Requirement:
Below are some records. Say how many of their lines include the string "Visits", giving only the number.

Stored rows:

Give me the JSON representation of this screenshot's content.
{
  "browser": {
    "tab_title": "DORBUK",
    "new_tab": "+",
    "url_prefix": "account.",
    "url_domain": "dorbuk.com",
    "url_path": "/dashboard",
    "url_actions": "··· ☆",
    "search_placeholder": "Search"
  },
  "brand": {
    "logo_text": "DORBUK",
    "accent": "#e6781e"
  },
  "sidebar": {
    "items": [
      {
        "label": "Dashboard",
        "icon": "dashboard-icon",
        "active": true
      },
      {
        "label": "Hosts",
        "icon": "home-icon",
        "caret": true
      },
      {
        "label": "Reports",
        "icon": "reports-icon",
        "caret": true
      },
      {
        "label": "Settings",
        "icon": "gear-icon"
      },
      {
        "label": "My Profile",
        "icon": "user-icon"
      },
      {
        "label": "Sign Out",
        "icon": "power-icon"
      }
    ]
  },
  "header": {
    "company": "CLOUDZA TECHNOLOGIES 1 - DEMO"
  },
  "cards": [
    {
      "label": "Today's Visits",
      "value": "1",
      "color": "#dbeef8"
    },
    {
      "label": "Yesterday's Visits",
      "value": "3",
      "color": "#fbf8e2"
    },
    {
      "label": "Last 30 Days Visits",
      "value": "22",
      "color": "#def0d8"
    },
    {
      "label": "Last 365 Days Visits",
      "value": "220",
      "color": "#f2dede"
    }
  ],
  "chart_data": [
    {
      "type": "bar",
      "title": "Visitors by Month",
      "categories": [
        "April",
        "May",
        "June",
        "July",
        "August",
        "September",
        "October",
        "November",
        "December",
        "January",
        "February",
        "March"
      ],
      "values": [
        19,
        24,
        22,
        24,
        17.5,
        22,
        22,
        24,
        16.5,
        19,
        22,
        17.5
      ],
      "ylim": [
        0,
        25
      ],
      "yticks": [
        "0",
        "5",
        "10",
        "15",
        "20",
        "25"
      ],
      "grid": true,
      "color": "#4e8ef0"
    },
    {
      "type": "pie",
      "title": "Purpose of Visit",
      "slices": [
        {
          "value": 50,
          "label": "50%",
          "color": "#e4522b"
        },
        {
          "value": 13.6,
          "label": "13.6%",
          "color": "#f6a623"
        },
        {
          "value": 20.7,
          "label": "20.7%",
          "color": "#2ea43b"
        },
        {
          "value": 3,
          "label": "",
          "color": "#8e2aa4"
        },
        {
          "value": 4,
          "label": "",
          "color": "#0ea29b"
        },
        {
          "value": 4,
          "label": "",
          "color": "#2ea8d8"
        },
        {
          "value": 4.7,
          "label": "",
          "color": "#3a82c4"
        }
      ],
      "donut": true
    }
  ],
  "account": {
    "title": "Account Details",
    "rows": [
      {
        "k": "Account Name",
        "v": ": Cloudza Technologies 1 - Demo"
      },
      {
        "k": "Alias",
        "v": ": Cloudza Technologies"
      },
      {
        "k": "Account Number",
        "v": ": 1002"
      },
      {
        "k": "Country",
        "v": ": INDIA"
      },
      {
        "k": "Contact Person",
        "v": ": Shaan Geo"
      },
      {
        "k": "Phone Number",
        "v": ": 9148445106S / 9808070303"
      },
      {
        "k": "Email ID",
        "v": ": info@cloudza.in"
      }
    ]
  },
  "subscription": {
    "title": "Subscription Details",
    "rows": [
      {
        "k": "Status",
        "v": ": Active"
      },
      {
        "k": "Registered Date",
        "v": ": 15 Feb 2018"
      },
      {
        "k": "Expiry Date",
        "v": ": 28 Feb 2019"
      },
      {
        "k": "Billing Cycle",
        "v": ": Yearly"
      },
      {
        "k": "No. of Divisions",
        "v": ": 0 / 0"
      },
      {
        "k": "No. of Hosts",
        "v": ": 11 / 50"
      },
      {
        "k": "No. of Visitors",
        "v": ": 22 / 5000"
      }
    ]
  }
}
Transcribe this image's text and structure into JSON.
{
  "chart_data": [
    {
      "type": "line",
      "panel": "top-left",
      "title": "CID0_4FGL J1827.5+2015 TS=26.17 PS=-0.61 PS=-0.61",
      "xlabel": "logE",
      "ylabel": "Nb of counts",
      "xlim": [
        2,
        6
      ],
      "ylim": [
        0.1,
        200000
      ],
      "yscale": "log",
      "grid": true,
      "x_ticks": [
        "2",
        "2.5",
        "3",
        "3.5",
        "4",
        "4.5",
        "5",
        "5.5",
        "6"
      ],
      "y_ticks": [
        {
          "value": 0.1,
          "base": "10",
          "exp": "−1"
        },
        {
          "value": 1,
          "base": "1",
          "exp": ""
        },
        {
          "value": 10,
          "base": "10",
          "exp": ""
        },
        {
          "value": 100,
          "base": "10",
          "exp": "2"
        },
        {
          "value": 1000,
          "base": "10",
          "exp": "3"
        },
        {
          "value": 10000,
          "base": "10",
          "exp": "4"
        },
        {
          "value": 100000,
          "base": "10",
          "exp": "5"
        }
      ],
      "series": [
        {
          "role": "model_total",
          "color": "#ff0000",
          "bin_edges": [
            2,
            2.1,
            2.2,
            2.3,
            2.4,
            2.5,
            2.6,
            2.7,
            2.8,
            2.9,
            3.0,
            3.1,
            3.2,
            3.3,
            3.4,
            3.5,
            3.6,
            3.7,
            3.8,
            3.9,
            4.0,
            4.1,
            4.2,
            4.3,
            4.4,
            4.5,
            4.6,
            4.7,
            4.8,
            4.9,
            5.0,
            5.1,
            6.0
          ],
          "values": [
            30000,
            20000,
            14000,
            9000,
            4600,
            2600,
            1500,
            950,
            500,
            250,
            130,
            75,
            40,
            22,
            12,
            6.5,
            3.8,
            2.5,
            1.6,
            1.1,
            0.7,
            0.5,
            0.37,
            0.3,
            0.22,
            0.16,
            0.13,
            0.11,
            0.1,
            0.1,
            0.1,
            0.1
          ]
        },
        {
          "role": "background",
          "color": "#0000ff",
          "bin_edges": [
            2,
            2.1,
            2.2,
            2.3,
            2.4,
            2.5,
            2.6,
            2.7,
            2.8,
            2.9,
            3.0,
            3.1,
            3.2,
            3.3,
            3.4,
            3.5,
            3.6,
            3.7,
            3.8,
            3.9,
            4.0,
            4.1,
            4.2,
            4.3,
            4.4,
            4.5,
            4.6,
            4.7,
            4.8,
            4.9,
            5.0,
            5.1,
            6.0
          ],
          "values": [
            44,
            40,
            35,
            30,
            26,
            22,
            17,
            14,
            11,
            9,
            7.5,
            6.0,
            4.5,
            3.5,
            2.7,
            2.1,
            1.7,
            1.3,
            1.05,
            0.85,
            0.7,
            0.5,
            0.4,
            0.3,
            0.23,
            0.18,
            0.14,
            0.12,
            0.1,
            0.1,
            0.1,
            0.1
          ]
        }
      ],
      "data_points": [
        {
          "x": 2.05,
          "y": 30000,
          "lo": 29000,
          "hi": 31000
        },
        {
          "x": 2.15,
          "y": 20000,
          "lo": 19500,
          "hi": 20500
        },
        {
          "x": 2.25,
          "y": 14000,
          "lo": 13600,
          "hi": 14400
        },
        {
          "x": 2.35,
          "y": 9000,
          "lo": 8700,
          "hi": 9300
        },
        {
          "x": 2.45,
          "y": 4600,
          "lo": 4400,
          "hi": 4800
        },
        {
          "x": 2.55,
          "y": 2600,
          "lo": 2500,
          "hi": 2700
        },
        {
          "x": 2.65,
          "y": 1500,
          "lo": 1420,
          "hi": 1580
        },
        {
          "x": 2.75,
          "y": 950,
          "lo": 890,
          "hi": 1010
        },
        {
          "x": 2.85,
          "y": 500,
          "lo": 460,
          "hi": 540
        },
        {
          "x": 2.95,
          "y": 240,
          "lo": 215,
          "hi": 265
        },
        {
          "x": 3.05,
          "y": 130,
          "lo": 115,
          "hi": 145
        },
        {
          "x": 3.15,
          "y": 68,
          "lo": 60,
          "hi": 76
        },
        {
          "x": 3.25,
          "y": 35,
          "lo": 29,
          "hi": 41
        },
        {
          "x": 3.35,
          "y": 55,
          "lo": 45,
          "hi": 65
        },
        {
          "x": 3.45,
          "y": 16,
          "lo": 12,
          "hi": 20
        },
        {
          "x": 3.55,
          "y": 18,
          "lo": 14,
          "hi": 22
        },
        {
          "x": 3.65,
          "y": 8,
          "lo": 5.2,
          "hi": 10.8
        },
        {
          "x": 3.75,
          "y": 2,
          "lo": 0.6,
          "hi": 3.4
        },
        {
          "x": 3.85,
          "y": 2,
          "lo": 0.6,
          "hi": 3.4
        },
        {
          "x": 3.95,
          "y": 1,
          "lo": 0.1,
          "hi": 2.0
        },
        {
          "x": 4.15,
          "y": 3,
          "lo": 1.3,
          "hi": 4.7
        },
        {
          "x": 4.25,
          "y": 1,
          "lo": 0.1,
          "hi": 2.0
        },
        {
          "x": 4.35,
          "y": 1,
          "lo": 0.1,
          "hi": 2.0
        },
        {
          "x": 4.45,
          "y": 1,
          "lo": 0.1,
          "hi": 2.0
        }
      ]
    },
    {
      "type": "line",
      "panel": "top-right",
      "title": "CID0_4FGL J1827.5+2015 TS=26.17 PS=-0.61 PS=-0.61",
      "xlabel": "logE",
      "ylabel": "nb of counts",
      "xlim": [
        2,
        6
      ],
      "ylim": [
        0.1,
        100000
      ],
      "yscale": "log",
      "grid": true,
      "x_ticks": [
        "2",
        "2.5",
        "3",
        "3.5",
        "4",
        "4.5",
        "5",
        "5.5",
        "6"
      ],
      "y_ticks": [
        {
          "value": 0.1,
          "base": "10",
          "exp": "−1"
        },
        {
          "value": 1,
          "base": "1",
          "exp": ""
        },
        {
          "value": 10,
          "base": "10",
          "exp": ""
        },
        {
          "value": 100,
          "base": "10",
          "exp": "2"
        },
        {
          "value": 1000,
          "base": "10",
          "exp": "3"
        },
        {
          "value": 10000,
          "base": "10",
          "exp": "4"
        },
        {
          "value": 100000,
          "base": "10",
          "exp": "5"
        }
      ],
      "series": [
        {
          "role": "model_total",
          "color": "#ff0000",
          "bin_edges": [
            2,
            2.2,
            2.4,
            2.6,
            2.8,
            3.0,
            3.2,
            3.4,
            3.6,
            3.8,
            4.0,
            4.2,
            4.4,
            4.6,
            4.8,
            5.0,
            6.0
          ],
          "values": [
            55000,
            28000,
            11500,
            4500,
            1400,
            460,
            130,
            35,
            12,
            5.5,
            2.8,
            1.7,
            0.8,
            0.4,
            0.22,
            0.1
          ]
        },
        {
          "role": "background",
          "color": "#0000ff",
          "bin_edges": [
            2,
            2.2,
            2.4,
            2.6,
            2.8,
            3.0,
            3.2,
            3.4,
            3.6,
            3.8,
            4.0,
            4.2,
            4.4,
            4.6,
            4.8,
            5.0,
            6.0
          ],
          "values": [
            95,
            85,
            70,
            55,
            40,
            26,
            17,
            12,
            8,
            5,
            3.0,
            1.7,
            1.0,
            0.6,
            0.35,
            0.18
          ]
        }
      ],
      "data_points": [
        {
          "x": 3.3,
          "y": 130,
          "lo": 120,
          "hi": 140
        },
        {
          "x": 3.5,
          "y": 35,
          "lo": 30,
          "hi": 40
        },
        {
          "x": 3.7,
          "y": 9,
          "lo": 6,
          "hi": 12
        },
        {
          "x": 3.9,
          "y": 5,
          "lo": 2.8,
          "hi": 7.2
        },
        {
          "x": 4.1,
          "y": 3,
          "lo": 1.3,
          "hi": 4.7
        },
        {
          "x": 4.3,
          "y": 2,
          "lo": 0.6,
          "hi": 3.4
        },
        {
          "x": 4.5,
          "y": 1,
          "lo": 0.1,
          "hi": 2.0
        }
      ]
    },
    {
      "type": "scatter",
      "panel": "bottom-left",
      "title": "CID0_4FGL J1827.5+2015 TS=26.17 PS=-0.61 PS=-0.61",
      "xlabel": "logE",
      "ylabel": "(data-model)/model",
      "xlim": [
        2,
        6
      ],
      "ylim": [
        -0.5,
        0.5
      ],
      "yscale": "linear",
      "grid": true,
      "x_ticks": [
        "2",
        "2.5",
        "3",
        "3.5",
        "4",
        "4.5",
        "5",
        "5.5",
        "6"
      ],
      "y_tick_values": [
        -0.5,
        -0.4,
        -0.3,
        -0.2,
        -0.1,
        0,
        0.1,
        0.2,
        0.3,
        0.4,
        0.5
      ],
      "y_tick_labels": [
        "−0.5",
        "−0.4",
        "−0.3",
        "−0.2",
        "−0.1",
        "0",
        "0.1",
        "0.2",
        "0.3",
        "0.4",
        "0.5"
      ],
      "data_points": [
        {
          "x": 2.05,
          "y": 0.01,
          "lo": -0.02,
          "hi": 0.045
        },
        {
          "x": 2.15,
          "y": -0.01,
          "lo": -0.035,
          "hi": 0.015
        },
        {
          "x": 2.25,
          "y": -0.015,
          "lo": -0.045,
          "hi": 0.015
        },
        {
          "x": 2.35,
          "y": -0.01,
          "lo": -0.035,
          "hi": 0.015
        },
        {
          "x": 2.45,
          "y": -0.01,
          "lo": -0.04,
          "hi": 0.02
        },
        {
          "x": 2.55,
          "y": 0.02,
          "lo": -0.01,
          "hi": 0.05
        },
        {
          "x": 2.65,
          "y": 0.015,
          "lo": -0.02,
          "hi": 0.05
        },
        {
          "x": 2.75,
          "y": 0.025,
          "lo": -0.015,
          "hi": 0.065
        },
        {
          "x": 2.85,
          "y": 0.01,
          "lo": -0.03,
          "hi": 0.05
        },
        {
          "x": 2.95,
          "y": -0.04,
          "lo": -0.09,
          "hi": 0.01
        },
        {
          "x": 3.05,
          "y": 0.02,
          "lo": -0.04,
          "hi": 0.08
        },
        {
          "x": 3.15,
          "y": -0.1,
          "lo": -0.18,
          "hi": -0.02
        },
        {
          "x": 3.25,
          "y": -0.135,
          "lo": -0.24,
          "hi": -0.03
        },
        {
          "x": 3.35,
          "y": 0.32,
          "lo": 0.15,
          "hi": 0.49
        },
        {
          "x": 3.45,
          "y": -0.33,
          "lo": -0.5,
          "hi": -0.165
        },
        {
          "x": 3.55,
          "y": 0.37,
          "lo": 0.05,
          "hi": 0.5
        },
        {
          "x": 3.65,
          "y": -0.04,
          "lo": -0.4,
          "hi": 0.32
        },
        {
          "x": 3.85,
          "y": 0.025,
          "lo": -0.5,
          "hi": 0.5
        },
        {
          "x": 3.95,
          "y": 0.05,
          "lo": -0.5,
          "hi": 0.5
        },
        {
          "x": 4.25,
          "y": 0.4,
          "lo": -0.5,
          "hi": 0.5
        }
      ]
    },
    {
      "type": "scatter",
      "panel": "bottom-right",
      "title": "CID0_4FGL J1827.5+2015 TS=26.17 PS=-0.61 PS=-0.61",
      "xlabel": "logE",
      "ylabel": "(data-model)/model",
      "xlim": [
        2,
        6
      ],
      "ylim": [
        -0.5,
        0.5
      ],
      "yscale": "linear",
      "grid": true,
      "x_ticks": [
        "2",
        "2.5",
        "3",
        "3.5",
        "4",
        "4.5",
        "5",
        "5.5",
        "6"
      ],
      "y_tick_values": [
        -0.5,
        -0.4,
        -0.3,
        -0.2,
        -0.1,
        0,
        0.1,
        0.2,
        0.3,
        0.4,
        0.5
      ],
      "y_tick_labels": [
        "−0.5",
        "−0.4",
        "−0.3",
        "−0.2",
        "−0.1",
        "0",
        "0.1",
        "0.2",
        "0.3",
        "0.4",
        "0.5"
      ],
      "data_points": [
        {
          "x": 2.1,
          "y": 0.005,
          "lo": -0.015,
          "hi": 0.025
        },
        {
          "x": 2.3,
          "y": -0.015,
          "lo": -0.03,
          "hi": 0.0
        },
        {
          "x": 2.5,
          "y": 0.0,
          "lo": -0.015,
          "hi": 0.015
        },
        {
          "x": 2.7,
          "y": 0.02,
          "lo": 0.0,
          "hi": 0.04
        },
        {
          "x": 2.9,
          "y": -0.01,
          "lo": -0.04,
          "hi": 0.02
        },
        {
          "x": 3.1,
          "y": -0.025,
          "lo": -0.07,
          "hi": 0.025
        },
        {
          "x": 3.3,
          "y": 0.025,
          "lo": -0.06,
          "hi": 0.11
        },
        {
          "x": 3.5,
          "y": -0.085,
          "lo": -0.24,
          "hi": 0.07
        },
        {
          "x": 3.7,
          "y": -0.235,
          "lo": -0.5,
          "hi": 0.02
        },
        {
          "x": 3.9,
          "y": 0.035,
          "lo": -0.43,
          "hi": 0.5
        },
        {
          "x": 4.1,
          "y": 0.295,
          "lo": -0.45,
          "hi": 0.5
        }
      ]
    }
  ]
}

Finished answer:
4